* _Exercise aim_
Return, word for word, every line that follows.

———

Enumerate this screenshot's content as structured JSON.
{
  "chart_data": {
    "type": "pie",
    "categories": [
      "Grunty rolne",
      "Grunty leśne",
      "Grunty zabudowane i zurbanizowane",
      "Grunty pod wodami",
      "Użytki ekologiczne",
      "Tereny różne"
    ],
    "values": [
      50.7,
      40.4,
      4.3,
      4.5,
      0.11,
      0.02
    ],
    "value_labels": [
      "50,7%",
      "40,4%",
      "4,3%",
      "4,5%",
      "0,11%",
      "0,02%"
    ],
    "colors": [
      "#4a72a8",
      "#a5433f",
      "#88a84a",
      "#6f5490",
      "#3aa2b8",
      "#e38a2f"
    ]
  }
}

———

* _Task result_
Enumerate this screenshot's content as structured JSON.
{
  "chart_data": {
    "type": "pie",
    "categories": [
      "Grunty rolne",
      "Grunty leśne",
      "Grunty zabudowane i zurbanizowane",
      "Grunty pod wodami",
      "Użytki ekologiczne",
      "Tereny różne"
    ],
    "values": [
      50.7,
      40.4,
      4.3,
      4.5,
      0.11,
      0.02
    ],
    "value_labels": [
      "50,7%",
      "40,4%",
      "4,3%",
      "4,5%",
      "0,11%",
      "0,02%"
    ],
    "colors": [
      "#4a72a8",
      "#a5433f",
      "#88a84a",
      "#6f5490",
      "#3aa2b8",
      "#e38a2f"
    ]
  }
}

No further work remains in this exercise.